- **Directions for this task**
Pick out the lines below that contain the string "days" and copy them all.

——————————

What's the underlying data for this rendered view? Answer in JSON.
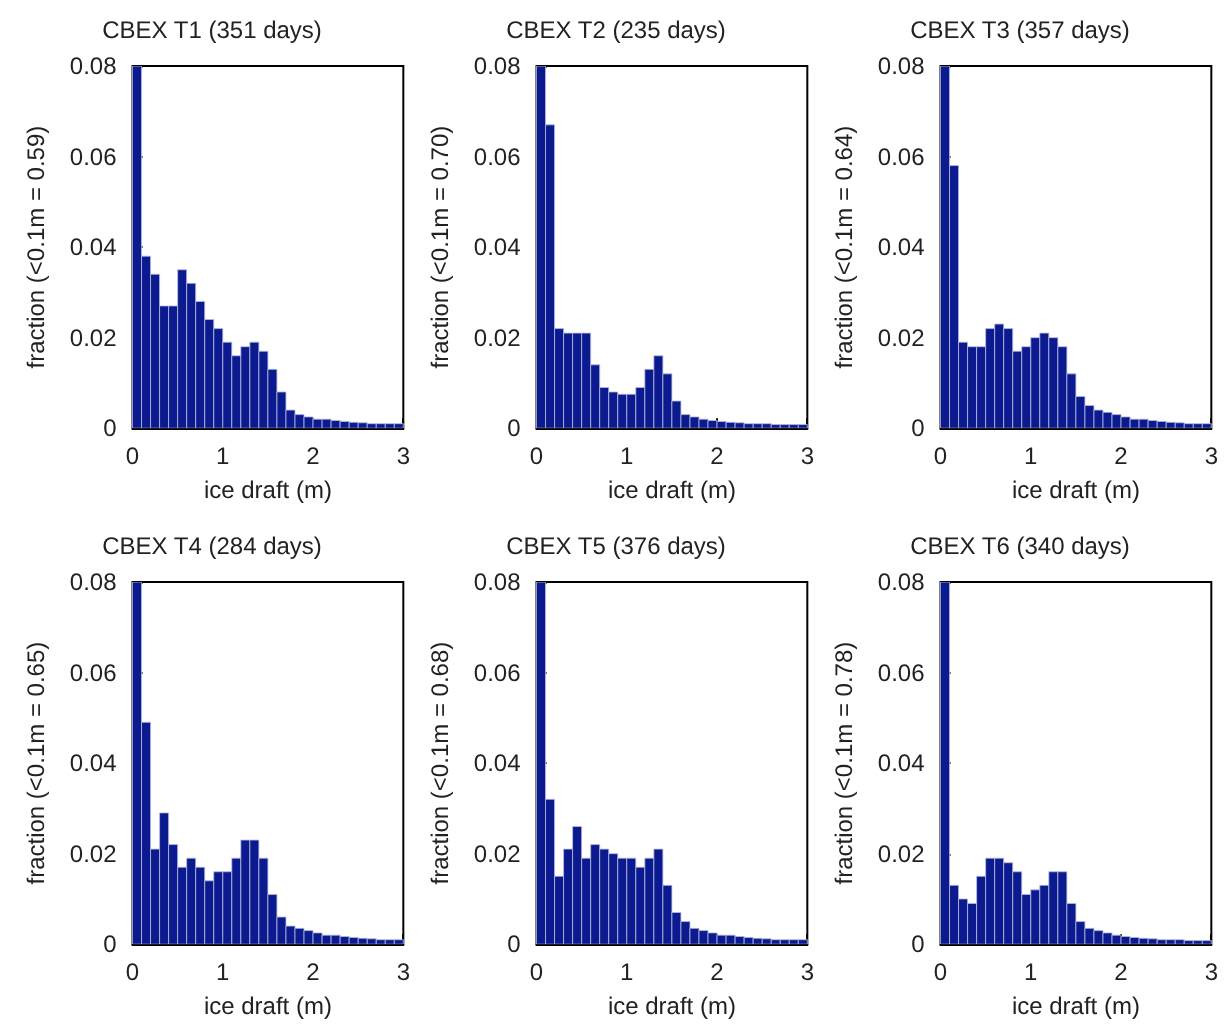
{
  "chart_data": [
    {
      "type": "histogram",
      "title": "CBEX T1 (351 days)",
      "xlabel": "ice draft (m)",
      "ylabel": "fraction (<0.1m = 0.59)",
      "color": "#0b1a8e",
      "bins": [
        0,
        0.1,
        0.2,
        0.3,
        0.4,
        0.5,
        0.6,
        0.7,
        0.8,
        0.9,
        1,
        1.1,
        1.2,
        1.3,
        1.4,
        1.5,
        1.6,
        1.7,
        1.8,
        1.9,
        2,
        2.1,
        2.2,
        2.3,
        2.4,
        2.5,
        2.6,
        2.7,
        2.8,
        2.9,
        3
      ],
      "values": [
        0.08,
        0.038,
        0.034,
        0.027,
        0.027,
        0.035,
        0.032,
        0.028,
        0.024,
        0.022,
        0.019,
        0.016,
        0.018,
        0.019,
        0.017,
        0.013,
        0.008,
        0.004,
        0.003,
        0.0025,
        0.002,
        0.002,
        0.0017,
        0.0015,
        0.0013,
        0.0012,
        0.001,
        0.001,
        0.001,
        0.001
      ],
      "xlim": [
        0,
        3
      ],
      "xticks": [
        0,
        1,
        2,
        3
      ],
      "ylim": [
        0,
        0.08
      ],
      "yticks": [
        0,
        0.02,
        0.04,
        0.06,
        0.08
      ]
    },
    {
      "type": "histogram",
      "title": "CBEX T2 (235 days)",
      "xlabel": "ice draft (m)",
      "ylabel": "fraction (<0.1m = 0.70)",
      "color": "#0b1a8e",
      "bins": [
        0,
        0.1,
        0.2,
        0.3,
        0.4,
        0.5,
        0.6,
        0.7,
        0.8,
        0.9,
        1,
        1.1,
        1.2,
        1.3,
        1.4,
        1.5,
        1.6,
        1.7,
        1.8,
        1.9,
        2,
        2.1,
        2.2,
        2.3,
        2.4,
        2.5,
        2.6,
        2.7,
        2.8,
        2.9,
        3
      ],
      "values": [
        0.08,
        0.067,
        0.022,
        0.021,
        0.021,
        0.021,
        0.014,
        0.009,
        0.008,
        0.0075,
        0.0075,
        0.009,
        0.013,
        0.016,
        0.012,
        0.006,
        0.003,
        0.0025,
        0.002,
        0.0017,
        0.0015,
        0.0013,
        0.0012,
        0.001,
        0.001,
        0.001,
        0.0008,
        0.0008,
        0.0008,
        0.0008
      ],
      "xlim": [
        0,
        3
      ],
      "xticks": [
        0,
        1,
        2,
        3
      ],
      "ylim": [
        0,
        0.08
      ],
      "yticks": [
        0,
        0.02,
        0.04,
        0.06,
        0.08
      ]
    },
    {
      "type": "histogram",
      "title": "CBEX T3 (357 days)",
      "xlabel": "ice draft (m)",
      "ylabel": "fraction (<0.1m = 0.64)",
      "color": "#0b1a8e",
      "bins": [
        0,
        0.1,
        0.2,
        0.3,
        0.4,
        0.5,
        0.6,
        0.7,
        0.8,
        0.9,
        1,
        1.1,
        1.2,
        1.3,
        1.4,
        1.5,
        1.6,
        1.7,
        1.8,
        1.9,
        2,
        2.1,
        2.2,
        2.3,
        2.4,
        2.5,
        2.6,
        2.7,
        2.8,
        2.9,
        3
      ],
      "values": [
        0.08,
        0.058,
        0.019,
        0.018,
        0.018,
        0.022,
        0.023,
        0.022,
        0.017,
        0.018,
        0.02,
        0.021,
        0.02,
        0.018,
        0.012,
        0.007,
        0.005,
        0.004,
        0.0035,
        0.003,
        0.0025,
        0.002,
        0.002,
        0.0017,
        0.0015,
        0.0013,
        0.0012,
        0.001,
        0.001,
        0.001
      ],
      "xlim": [
        0,
        3
      ],
      "xticks": [
        0,
        1,
        2,
        3
      ],
      "ylim": [
        0,
        0.08
      ],
      "yticks": [
        0,
        0.02,
        0.04,
        0.06,
        0.08
      ]
    },
    {
      "type": "histogram",
      "title": "CBEX T4 (284 days)",
      "xlabel": "ice draft (m)",
      "ylabel": "fraction (<0.1m = 0.65)",
      "color": "#0b1a8e",
      "bins": [
        0,
        0.1,
        0.2,
        0.3,
        0.4,
        0.5,
        0.6,
        0.7,
        0.8,
        0.9,
        1,
        1.1,
        1.2,
        1.3,
        1.4,
        1.5,
        1.6,
        1.7,
        1.8,
        1.9,
        2,
        2.1,
        2.2,
        2.3,
        2.4,
        2.5,
        2.6,
        2.7,
        2.8,
        2.9,
        3
      ],
      "values": [
        0.08,
        0.049,
        0.021,
        0.029,
        0.022,
        0.017,
        0.019,
        0.017,
        0.014,
        0.016,
        0.016,
        0.019,
        0.023,
        0.023,
        0.019,
        0.011,
        0.006,
        0.004,
        0.0035,
        0.003,
        0.0025,
        0.002,
        0.002,
        0.0017,
        0.0015,
        0.0013,
        0.0012,
        0.001,
        0.001,
        0.001
      ],
      "xlim": [
        0,
        3
      ],
      "xticks": [
        0,
        1,
        2,
        3
      ],
      "ylim": [
        0,
        0.08
      ],
      "yticks": [
        0,
        0.02,
        0.04,
        0.06,
        0.08
      ]
    },
    {
      "type": "histogram",
      "title": "CBEX T5 (376 days)",
      "xlabel": "ice draft (m)",
      "ylabel": "fraction (<0.1m = 0.68)",
      "color": "#0b1a8e",
      "bins": [
        0,
        0.1,
        0.2,
        0.3,
        0.4,
        0.5,
        0.6,
        0.7,
        0.8,
        0.9,
        1,
        1.1,
        1.2,
        1.3,
        1.4,
        1.5,
        1.6,
        1.7,
        1.8,
        1.9,
        2,
        2.1,
        2.2,
        2.3,
        2.4,
        2.5,
        2.6,
        2.7,
        2.8,
        2.9,
        3
      ],
      "values": [
        0.08,
        0.032,
        0.015,
        0.021,
        0.026,
        0.019,
        0.022,
        0.021,
        0.02,
        0.019,
        0.019,
        0.017,
        0.019,
        0.021,
        0.013,
        0.007,
        0.005,
        0.0035,
        0.003,
        0.0025,
        0.002,
        0.002,
        0.0017,
        0.0015,
        0.0013,
        0.0012,
        0.001,
        0.001,
        0.001,
        0.001
      ],
      "xlim": [
        0,
        3
      ],
      "xticks": [
        0,
        1,
        2,
        3
      ],
      "ylim": [
        0,
        0.08
      ],
      "yticks": [
        0,
        0.02,
        0.04,
        0.06,
        0.08
      ]
    },
    {
      "type": "histogram",
      "title": "CBEX T6 (340 days)",
      "xlabel": "ice draft (m)",
      "ylabel": "fraction (<0.1m = 0.78)",
      "color": "#0b1a8e",
      "bins": [
        0,
        0.1,
        0.2,
        0.3,
        0.4,
        0.5,
        0.6,
        0.7,
        0.8,
        0.9,
        1,
        1.1,
        1.2,
        1.3,
        1.4,
        1.5,
        1.6,
        1.7,
        1.8,
        1.9,
        2,
        2.1,
        2.2,
        2.3,
        2.4,
        2.5,
        2.6,
        2.7,
        2.8,
        2.9,
        3
      ],
      "values": [
        0.08,
        0.013,
        0.01,
        0.009,
        0.015,
        0.019,
        0.019,
        0.018,
        0.016,
        0.011,
        0.012,
        0.013,
        0.016,
        0.016,
        0.009,
        0.005,
        0.0035,
        0.003,
        0.0025,
        0.002,
        0.0017,
        0.0015,
        0.0013,
        0.0012,
        0.001,
        0.001,
        0.001,
        0.0008,
        0.0008,
        0.0008
      ],
      "xlim": [
        0,
        3
      ],
      "xticks": [
        0,
        1,
        2,
        3
      ],
      "ylim": [
        0,
        0.08
      ],
      "yticks": [
        0,
        0.02,
        0.04,
        0.06,
        0.08
      ]
    }
  ]
}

——————————

- **Solved problem**
      "title": "CBEX T1 (351 days)",
      "title": "CBEX T2 (235 days)",
      "title": "CBEX T3 (357 days)",
      "title": "CBEX T4 (284 days)",
      "title": "CBEX T5 (376 days)",
      "title": "CBEX T6 (340 days)",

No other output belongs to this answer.